STORED ROWS:

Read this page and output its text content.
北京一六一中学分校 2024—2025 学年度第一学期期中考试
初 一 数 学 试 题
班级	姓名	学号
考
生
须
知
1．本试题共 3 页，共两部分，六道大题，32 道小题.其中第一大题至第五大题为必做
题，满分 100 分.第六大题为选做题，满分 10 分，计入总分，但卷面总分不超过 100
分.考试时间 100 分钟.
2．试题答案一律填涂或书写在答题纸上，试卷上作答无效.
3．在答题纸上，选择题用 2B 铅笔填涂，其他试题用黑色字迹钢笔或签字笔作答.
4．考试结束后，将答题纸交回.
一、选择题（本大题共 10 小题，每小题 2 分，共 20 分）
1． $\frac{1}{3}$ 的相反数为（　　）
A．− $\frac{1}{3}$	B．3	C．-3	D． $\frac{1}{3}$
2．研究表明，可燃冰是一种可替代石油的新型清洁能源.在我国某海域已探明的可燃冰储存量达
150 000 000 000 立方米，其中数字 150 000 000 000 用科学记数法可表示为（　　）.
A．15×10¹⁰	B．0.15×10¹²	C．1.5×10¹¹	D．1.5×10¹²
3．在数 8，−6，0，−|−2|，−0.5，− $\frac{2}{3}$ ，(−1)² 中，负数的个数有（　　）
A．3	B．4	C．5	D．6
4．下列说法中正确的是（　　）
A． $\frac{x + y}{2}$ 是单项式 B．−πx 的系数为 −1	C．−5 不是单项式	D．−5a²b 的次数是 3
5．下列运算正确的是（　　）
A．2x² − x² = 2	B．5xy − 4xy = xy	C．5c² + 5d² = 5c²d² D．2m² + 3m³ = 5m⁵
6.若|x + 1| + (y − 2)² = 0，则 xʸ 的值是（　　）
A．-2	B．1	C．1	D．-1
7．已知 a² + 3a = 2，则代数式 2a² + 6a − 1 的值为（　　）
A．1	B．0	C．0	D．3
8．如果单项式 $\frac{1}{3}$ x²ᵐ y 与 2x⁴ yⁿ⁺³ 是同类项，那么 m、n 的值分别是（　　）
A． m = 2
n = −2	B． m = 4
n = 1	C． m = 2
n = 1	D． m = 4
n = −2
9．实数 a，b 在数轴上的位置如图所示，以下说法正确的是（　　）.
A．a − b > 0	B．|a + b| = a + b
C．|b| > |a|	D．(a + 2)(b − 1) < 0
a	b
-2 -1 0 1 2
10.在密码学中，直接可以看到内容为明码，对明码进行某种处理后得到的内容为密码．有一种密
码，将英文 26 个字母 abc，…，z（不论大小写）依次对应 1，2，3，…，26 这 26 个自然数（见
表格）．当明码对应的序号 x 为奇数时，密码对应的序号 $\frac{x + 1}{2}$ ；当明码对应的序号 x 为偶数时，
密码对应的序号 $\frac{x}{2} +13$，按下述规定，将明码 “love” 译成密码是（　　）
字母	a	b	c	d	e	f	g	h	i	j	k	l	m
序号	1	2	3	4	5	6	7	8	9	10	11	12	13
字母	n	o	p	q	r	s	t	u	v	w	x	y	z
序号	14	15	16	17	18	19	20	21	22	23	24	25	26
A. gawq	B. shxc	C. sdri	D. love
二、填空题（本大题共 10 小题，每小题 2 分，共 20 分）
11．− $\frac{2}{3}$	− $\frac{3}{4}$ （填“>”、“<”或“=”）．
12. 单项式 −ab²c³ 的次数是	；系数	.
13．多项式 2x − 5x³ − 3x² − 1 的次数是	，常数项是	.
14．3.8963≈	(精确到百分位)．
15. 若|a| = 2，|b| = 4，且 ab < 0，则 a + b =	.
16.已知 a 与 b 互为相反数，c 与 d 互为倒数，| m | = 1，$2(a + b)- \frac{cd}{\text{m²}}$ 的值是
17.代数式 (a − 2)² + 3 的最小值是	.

DO THIS: Print the whole listing again, exactly.

EXERCISE ANSWER:
Read this page and output its text content.
北京一六一中学分校 2024—2025 学年度第一学期期中考试
初 一 数 学 试 题
班级	姓名	学号
考
生
须
知
1．本试题共 3 页，共两部分，六道大题，32 道小题.其中第一大题至第五大题为必做
题，满分 100 分.第六大题为选做题，满分 10 分，计入总分，但卷面总分不超过 100
分.考试时间 100 分钟.
2．试题答案一律填涂或书写在答题纸上，试卷上作答无效.
3．在答题纸上，选择题用 2B 铅笔填涂，其他试题用黑色字迹钢笔或签字笔作答.
4．考试结束后，将答题纸交回.
一、选择题（本大题共 10 小题，每小题 2 分，共 20 分）
1． $\frac{1}{3}$ 的相反数为（　　）
A．− $\frac{1}{3}$	B．3	C．-3	D． $\frac{1}{3}$
2．研究表明，可燃冰是一种可替代石油的新型清洁能源.在我国某海域已探明的可燃冰储存量达
150 000 000 000 立方米，其中数字 150 000 000 000 用科学记数法可表示为（　　）.
A．15×10¹⁰	B．0.15×10¹²	C．1.5×10¹¹	D．1.5×10¹²
3．在数 8，−6，0，−|−2|，−0.5，− $\frac{2}{3}$ ，(−1)² 中，负数的个数有（　　）
A．3	B．4	C．5	D．6
4．下列说法中正确的是（　　）
A． $\frac{x + y}{2}$ 是单项式 B．−πx 的系数为 −1	C．−5 不是单项式	D．−5a²b 的次数是 3
5．下列运算正确的是（　　）
A．2x² − x² = 2	B．5xy − 4xy = xy	C．5c² + 5d² = 5c²d² D．2m² + 3m³ = 5m⁵
6.若|x + 1| + (y − 2)² = 0，则 xʸ 的值是（　　）
A．-2	B．1	C．1	D．-1
7．已知 a² + 3a = 2，则代数式 2a² + 6a − 1 的值为（　　）
A．1	B．0	C．0	D．3
8．如果单项式 $\frac{1}{3}$ x²ᵐ y 与 2x⁴ yⁿ⁺³ 是同类项，那么 m、n 的值分别是（　　）
A． m = 2
n = −2	B． m = 4
n = 1	C． m = 2
n = 1	D． m = 4
n = −2
9．实数 a，b 在数轴上的位置如图所示，以下说法正确的是（　　）.
A．a − b > 0	B．|a + b| = a + b
C．|b| > |a|	D．(a + 2)(b − 1) < 0
a	b
-2 -1 0 1 2
10.在密码学中，直接可以看到内容为明码，对明码进行某种处理后得到的内容为密码．有一种密
码，将英文 26 个字母 abc，…，z（不论大小写）依次对应 1，2，3，…，26 这 26 个自然数（见
表格）．当明码对应的序号 x 为奇数时，密码对应的序号 $\frac{x + 1}{2}$ ；当明码对应的序号 x 为偶数时，
密码对应的序号 $\frac{x}{2} +13$，按下述规定，将明码 “love” 译成密码是（　　）
字母	a	b	c	d	e	f	g	h	i	j	k	l	m
序号	1	2	3	4	5	6	7	8	9	10	11	12	13
字母	n	o	p	q	r	s	t	u	v	w	x	y	z
序号	14	15	16	17	18	19	20	21	22	23	24	25	26
A. gawq	B. shxc	C. sdri	D. love
二、填空题（本大题共 10 小题，每小题 2 分，共 20 分）
11．− $\frac{2}{3}$	− $\frac{3}{4}$ （填“>”、“<”或“=”）．
12. 单项式 −ab²c³ 的次数是	；系数	.
13．多项式 2x − 5x³ − 3x² − 1 的次数是	，常数项是	.
14．3.8963≈	(精确到百分位)．
15. 若|a| = 2，|b| = 4，且 ab < 0，则 a + b =	.
16.已知 a 与 b 互为相反数，c 与 d 互为倒数，| m | = 1，$2(a + b)- \frac{cd}{\text{m²}}$ 的值是
17.代数式 (a − 2)² + 3 的最小值是	.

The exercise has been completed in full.